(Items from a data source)

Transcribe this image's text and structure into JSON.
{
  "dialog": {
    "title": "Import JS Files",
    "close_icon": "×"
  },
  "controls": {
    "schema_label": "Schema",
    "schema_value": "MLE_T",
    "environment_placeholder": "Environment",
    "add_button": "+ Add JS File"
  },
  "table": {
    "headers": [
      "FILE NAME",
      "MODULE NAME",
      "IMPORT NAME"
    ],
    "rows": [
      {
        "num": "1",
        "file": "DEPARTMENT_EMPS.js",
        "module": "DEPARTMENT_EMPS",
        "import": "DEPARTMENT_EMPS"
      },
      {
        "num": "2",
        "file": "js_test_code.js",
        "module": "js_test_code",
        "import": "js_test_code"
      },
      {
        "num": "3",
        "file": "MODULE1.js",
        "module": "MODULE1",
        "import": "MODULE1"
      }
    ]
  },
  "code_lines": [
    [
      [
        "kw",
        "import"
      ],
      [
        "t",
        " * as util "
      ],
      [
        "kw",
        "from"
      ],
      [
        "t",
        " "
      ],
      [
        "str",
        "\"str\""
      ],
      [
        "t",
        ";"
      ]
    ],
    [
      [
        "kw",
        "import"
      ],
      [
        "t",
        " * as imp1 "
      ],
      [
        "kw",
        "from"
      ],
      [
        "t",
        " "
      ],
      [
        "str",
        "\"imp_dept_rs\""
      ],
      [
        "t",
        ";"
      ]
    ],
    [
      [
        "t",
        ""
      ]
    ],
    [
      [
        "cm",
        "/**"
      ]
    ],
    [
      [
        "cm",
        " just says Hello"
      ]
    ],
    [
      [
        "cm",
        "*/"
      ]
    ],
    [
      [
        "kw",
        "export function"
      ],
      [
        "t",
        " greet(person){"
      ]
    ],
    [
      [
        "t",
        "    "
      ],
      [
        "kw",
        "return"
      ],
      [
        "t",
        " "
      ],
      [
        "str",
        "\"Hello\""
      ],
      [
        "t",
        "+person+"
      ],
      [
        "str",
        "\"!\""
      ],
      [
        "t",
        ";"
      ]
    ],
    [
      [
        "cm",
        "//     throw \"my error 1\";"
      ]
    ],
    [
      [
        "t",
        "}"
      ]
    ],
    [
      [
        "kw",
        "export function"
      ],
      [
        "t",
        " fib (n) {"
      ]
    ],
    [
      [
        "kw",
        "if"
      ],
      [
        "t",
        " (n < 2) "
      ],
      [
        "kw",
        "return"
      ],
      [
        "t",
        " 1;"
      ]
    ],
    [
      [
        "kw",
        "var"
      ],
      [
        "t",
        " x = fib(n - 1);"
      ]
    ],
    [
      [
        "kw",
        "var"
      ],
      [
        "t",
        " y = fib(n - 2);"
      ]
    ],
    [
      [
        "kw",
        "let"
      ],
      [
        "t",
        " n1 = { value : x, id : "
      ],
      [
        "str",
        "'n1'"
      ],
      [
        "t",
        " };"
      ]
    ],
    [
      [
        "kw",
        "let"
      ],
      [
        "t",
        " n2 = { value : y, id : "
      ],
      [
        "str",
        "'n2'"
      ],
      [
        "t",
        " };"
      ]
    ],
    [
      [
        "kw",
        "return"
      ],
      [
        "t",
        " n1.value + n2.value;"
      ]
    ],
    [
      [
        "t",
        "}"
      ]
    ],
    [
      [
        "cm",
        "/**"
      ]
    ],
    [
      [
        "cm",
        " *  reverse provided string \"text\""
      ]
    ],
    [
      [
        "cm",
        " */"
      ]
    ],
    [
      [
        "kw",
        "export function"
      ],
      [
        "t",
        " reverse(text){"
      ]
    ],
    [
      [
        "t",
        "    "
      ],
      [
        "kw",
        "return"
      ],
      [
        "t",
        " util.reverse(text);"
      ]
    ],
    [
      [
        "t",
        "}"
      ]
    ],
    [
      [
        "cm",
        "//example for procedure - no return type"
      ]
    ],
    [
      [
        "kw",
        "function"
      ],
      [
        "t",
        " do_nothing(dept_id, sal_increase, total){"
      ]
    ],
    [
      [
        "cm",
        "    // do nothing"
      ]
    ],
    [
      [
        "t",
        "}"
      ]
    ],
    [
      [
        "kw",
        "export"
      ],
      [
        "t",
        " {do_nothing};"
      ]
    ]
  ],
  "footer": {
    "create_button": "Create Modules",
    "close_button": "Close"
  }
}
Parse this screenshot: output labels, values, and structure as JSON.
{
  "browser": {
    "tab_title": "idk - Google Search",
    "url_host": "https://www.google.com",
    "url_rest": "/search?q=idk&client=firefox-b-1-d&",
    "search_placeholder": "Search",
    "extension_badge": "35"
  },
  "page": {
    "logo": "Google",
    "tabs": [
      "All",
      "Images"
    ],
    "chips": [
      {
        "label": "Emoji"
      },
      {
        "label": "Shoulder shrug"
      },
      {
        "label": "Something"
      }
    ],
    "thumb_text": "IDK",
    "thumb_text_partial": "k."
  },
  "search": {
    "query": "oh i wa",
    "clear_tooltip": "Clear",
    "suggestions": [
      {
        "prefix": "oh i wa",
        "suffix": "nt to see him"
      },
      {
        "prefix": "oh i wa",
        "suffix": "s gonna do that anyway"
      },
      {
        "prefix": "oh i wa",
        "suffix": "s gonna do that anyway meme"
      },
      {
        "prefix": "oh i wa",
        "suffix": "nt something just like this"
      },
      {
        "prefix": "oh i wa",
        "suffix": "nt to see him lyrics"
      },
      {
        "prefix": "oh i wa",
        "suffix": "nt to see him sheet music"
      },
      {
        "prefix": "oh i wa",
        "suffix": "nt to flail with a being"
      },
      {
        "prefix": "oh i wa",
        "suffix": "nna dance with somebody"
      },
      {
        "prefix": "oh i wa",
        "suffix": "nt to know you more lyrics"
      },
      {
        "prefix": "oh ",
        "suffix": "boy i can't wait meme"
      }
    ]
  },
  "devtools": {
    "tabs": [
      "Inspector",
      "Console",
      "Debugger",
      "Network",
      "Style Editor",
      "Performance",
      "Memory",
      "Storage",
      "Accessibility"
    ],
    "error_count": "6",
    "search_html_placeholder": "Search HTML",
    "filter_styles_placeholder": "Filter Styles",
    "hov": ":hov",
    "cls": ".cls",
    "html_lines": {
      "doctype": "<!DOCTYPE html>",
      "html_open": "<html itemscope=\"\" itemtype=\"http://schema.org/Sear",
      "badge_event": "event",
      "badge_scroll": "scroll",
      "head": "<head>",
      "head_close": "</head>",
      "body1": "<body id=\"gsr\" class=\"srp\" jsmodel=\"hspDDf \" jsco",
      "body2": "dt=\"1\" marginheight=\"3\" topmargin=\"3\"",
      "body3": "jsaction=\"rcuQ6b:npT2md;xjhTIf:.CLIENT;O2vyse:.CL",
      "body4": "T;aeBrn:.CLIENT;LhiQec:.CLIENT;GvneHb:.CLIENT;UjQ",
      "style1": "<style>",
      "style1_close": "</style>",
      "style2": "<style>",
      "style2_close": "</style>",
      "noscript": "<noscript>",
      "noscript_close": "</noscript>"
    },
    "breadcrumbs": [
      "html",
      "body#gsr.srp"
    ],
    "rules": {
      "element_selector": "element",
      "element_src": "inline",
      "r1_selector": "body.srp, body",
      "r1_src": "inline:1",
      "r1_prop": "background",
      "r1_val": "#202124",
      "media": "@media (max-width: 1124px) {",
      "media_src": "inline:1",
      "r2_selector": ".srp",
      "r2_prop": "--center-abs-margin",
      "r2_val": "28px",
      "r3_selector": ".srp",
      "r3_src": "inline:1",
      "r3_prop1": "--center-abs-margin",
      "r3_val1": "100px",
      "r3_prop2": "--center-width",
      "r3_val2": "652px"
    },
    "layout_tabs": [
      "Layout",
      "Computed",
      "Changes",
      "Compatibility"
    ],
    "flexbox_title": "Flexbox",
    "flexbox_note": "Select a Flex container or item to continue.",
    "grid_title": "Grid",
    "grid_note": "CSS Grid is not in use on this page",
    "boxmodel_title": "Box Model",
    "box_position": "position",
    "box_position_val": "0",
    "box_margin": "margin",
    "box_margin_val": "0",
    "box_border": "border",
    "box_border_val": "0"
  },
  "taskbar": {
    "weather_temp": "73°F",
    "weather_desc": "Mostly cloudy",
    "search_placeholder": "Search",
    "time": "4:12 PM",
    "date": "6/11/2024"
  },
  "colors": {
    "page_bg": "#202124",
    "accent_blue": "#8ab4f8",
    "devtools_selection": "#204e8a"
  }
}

- YOUR GOAL: State how many lines of the listing above include the word "structure". Give nothing but the number.

- SOLUTION FOR THIS EXERCISE: 2